=== EXERCISE ===
Identify each line containing the word "Formación" and copy it.

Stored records
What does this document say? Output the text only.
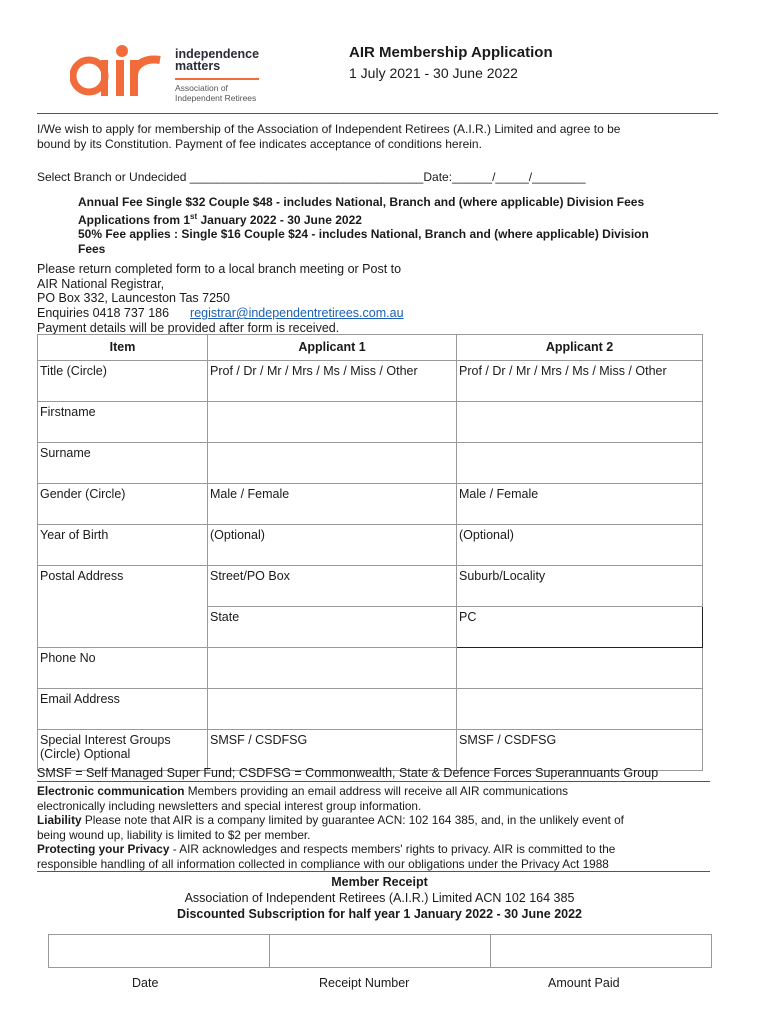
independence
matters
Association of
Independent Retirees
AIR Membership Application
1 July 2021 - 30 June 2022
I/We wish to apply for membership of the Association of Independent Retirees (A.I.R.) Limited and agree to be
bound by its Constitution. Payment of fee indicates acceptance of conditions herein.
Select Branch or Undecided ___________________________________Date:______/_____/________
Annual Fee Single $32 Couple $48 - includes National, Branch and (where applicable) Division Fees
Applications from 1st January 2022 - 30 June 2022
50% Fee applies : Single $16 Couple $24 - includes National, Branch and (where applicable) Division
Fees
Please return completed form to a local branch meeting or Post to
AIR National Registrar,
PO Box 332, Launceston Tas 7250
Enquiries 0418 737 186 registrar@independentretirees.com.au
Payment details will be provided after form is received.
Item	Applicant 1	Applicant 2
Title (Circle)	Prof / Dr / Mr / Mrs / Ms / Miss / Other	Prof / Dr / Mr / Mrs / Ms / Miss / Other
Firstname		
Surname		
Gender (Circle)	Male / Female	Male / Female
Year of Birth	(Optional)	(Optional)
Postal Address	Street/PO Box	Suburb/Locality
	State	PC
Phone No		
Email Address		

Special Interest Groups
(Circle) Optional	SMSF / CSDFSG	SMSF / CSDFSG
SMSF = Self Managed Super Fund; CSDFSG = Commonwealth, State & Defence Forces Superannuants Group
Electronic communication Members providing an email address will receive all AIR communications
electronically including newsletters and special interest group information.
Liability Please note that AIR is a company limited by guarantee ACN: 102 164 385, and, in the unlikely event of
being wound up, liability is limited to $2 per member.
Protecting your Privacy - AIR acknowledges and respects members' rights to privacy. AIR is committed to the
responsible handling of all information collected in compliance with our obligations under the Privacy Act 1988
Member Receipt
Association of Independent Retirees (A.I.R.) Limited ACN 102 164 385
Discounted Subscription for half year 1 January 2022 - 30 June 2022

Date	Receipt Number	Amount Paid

* * *

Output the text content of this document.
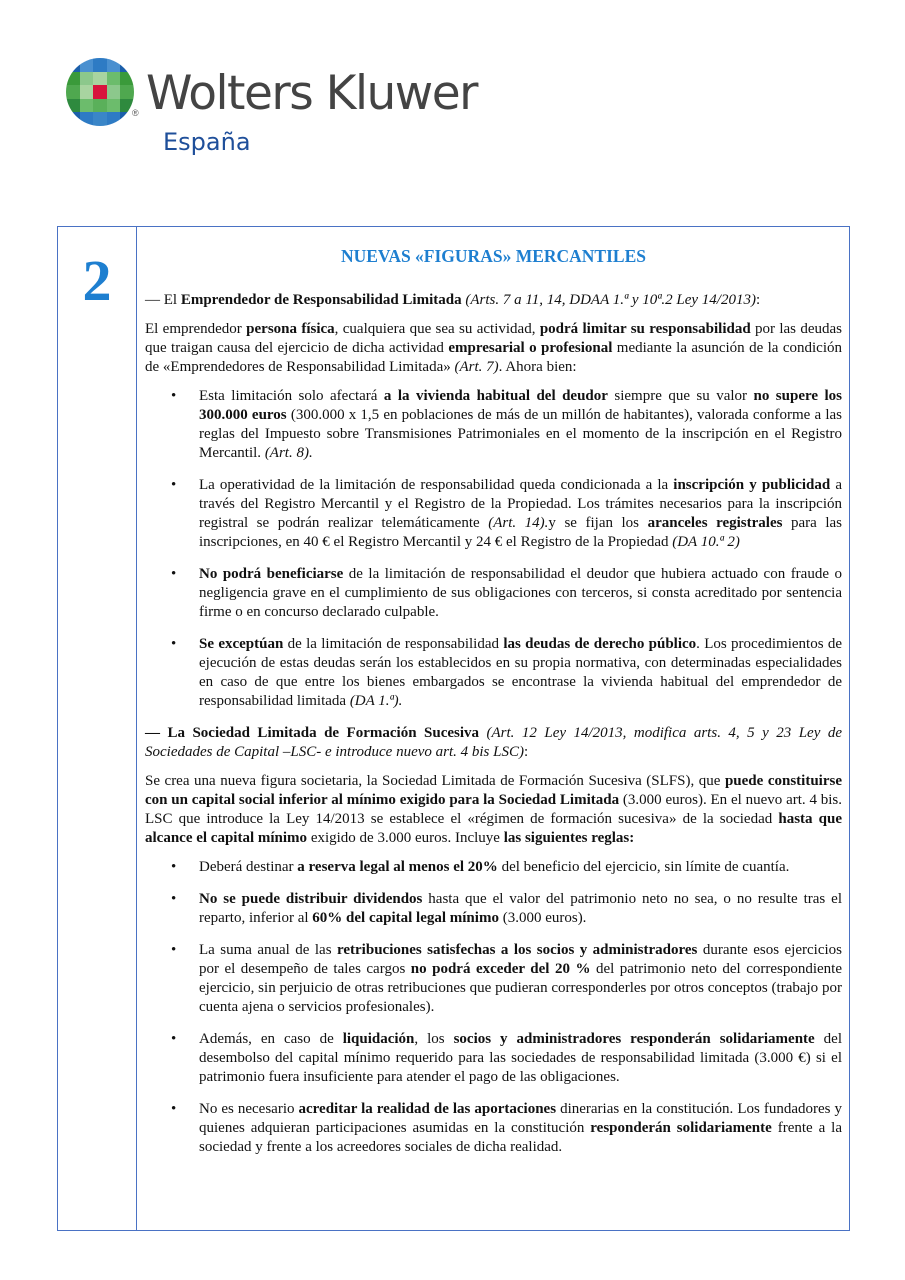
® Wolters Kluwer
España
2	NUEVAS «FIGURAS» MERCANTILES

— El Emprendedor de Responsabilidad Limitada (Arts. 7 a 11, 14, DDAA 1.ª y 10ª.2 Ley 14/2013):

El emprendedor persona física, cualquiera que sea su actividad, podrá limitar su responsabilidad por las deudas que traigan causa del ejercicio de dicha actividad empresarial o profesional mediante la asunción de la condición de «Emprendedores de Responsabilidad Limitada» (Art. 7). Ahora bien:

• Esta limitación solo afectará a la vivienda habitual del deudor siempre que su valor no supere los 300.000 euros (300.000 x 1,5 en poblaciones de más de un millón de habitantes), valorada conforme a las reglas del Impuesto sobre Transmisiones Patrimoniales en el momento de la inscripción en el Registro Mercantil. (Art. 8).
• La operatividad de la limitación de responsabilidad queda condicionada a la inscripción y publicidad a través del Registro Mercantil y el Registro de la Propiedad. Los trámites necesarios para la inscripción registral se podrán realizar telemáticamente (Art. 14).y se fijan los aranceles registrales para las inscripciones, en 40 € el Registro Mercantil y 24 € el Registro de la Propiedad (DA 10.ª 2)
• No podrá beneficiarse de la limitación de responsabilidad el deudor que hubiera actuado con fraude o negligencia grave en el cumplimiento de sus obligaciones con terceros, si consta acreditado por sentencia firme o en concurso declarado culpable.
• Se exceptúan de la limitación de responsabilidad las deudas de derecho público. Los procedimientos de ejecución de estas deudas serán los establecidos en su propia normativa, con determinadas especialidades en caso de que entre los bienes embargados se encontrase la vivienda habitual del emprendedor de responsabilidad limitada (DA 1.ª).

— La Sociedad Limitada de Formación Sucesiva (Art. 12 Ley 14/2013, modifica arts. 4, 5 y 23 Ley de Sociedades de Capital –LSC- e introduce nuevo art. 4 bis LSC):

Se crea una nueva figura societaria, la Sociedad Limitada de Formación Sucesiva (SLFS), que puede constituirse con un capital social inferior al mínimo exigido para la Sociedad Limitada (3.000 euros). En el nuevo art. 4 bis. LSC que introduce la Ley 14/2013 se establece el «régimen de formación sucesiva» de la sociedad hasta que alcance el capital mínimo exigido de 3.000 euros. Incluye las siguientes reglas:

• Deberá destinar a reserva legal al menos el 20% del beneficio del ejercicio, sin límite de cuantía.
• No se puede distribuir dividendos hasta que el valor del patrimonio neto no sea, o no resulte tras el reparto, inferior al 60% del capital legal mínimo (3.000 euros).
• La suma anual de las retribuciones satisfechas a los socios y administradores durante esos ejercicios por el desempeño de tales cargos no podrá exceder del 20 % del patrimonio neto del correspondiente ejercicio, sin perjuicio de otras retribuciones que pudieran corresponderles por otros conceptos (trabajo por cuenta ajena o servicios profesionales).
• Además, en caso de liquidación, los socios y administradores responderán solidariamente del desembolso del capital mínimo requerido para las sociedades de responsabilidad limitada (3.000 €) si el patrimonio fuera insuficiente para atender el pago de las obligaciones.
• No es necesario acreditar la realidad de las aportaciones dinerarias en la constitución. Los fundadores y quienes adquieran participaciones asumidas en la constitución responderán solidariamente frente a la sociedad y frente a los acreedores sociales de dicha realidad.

=== EXERCISE OUTPUT ===
— La Sociedad Limitada de Formación Sucesiva (Art. 12 Ley 14/2013, modifica arts. 4, 5 y 23 Ley de Sociedades de Capital –LSC- e introduce nuevo art. 4 bis LSC):
Se crea una nueva figura societaria, la Sociedad Limitada de Formación Sucesiva (SLFS), que puede constituirse con un capital social inferior al mínimo exigido para la Sociedad Limitada (3.000 euros). En el nuevo art. 4 bis. LSC que introduce la Ley 14/2013 se establece el «régimen de formación sucesiva» de la sociedad hasta que alcance el capital mínimo exigido de 3.000 euros. Incluye las siguientes reglas:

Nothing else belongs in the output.